====== Dataset ======

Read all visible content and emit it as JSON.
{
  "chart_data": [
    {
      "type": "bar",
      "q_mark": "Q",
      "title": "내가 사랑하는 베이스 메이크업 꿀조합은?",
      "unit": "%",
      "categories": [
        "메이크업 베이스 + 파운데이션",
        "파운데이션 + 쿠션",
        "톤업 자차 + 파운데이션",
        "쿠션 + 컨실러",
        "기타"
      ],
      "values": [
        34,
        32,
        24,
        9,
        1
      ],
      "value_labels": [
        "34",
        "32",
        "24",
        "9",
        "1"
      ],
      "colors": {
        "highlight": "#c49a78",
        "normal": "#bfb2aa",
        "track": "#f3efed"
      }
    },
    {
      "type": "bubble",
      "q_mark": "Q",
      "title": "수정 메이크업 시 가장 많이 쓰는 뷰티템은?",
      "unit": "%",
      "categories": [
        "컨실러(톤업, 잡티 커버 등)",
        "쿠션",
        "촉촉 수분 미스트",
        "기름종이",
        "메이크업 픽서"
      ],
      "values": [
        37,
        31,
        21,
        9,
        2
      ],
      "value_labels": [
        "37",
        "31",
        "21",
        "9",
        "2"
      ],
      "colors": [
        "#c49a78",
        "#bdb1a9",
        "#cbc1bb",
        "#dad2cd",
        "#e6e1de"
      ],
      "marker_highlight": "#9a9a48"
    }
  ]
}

======

Exercise brief: Look through the data and show every line containing "메이크업".

Solution:
      "title": "내가 사랑하는 베이스 메이크업 꿀조합은?",
        "메이크업 베이스 + 파운데이션",
      "title": "수정 메이크업 시 가장 많이 쓰는 뷰티템은?",
        "메이크업 픽서"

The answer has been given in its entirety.